AVAILABLE DATA:
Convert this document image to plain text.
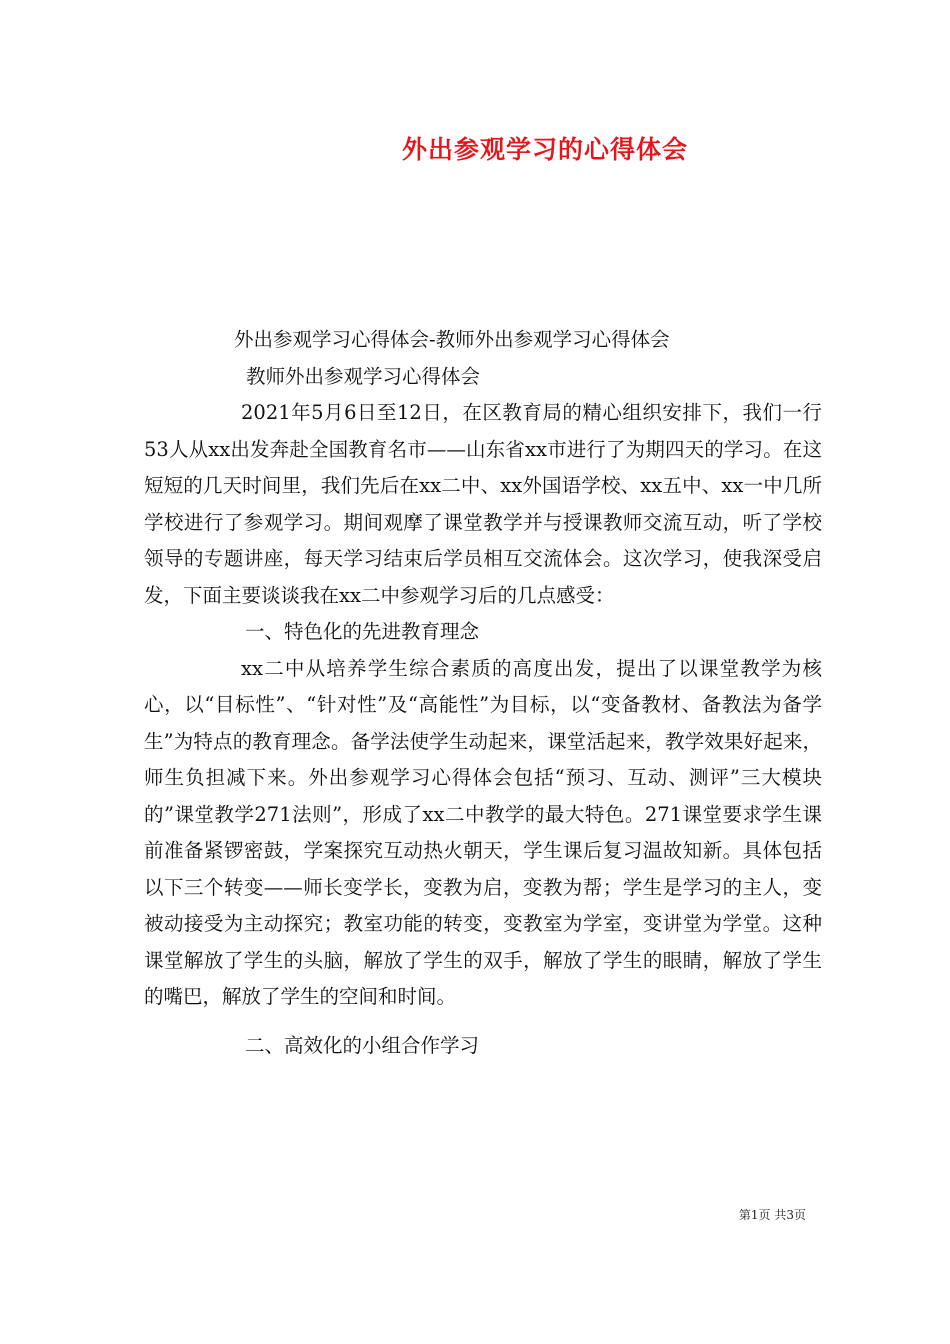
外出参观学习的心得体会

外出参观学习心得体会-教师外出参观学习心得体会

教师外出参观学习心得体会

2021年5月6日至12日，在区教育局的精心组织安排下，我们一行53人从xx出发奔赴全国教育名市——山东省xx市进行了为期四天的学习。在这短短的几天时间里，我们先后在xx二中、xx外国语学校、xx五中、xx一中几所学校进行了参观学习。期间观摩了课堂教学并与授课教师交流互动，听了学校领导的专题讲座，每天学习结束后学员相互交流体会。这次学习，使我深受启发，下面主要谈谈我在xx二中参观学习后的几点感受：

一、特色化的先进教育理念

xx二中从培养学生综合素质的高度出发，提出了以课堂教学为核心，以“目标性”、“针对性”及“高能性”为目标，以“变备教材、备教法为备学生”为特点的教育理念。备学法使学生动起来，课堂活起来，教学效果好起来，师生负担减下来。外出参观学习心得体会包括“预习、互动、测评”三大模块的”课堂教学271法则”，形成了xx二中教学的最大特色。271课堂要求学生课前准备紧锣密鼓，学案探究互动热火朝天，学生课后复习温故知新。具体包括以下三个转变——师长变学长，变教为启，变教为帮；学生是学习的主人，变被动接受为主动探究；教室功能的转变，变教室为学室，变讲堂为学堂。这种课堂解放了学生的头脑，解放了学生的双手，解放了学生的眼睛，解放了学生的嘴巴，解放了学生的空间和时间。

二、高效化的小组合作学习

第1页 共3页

--

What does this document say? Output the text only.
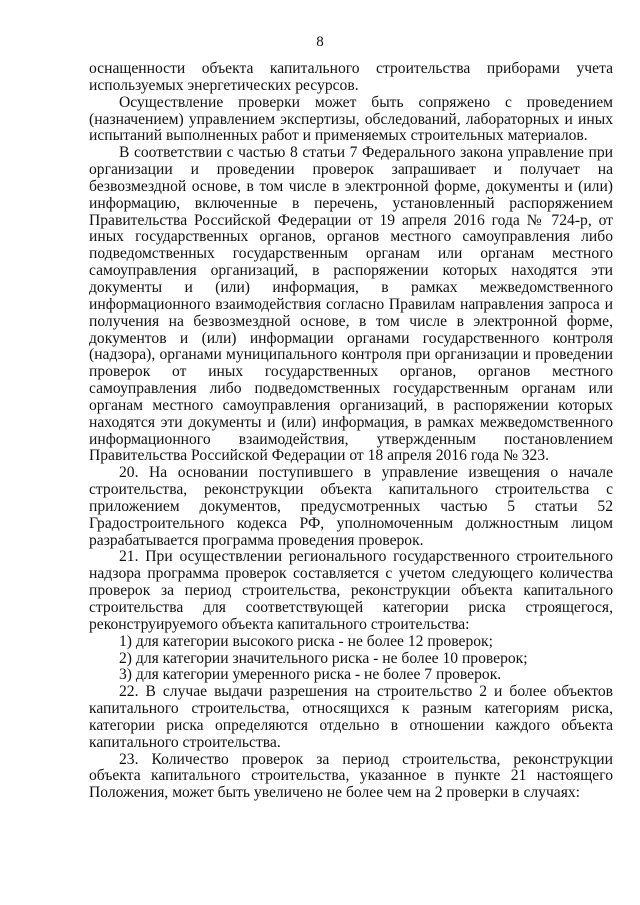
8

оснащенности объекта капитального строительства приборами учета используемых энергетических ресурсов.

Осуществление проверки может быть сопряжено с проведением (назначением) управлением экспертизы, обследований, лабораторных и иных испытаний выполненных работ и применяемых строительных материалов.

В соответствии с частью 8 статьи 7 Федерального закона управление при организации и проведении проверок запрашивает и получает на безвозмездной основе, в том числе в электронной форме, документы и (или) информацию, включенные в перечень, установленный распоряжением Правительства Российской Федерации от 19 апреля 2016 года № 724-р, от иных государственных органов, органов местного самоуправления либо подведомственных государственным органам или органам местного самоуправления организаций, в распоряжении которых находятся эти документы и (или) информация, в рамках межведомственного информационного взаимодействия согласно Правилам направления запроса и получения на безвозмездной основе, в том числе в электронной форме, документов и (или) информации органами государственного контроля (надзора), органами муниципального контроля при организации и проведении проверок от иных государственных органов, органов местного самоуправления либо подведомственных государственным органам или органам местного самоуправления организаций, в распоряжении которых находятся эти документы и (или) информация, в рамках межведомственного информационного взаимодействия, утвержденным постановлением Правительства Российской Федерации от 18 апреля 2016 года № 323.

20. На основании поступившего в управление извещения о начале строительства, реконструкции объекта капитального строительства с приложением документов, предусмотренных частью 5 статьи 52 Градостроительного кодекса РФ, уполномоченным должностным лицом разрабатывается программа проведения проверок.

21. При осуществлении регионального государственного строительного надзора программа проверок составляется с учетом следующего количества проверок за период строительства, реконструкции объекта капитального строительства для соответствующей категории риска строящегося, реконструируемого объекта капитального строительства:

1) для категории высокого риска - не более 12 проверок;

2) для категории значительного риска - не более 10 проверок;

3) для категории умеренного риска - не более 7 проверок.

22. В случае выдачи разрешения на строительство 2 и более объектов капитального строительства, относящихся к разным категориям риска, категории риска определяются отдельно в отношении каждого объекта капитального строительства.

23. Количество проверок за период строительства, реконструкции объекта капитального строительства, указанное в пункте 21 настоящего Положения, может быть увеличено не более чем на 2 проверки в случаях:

==

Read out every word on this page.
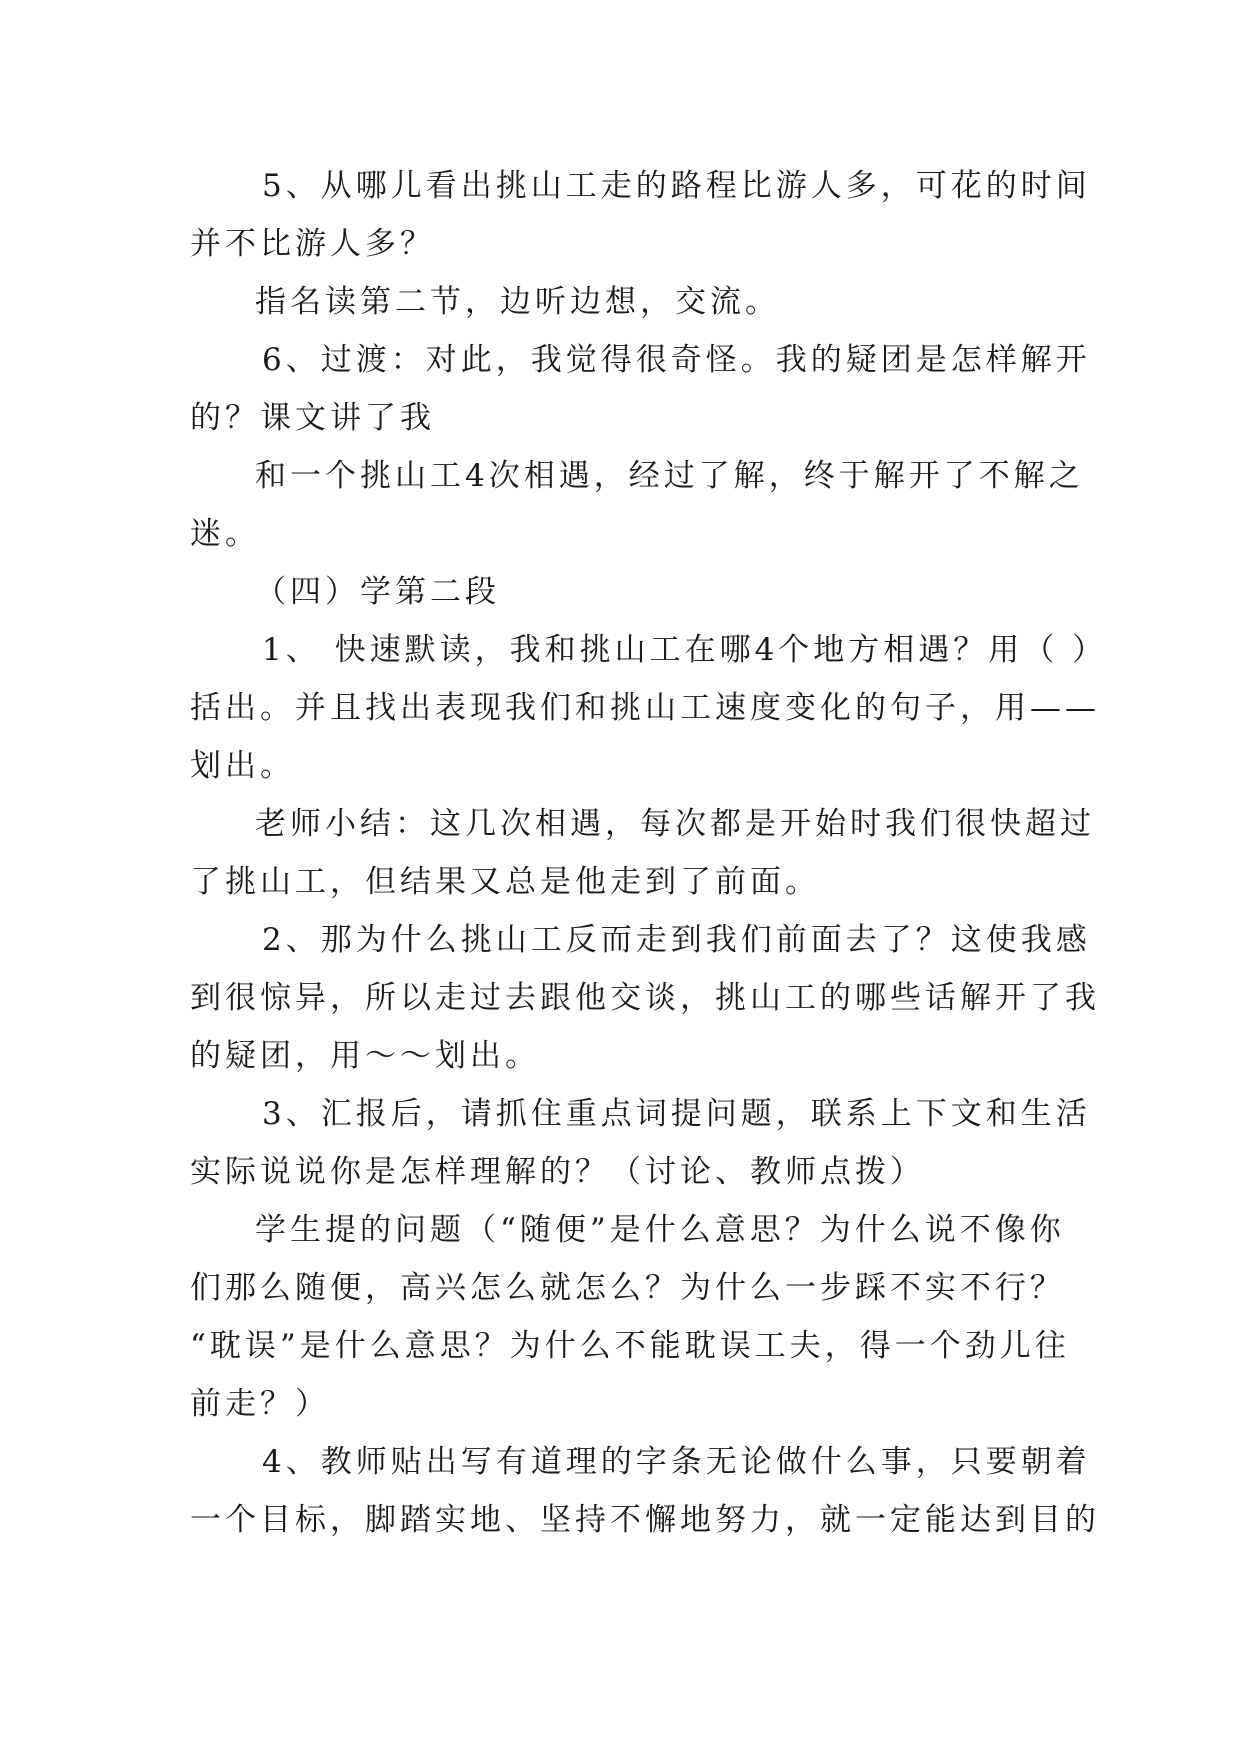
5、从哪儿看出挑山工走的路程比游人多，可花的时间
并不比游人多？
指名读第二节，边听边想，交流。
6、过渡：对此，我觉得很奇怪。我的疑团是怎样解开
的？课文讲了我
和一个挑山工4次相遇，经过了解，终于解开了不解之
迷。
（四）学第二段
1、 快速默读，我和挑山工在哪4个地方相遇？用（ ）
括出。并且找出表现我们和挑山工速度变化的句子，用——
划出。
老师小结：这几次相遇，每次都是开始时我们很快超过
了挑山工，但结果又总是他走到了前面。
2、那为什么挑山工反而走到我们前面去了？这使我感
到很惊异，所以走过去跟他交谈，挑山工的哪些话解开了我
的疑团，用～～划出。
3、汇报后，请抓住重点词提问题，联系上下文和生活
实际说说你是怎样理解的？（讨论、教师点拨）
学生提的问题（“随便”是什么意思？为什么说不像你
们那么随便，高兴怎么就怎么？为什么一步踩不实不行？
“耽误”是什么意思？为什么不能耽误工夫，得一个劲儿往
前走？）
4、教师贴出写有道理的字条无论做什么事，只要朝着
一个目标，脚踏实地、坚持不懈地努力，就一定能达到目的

EXERCISE TASK:
Pick out every line of the listing containing the word "教师外出参观学习心得体会", and show those lines.

WRITTEN SOLUTION:
外出参观学习心得体会-教师外出参观学习心得体会
教师外出参观学习心得体会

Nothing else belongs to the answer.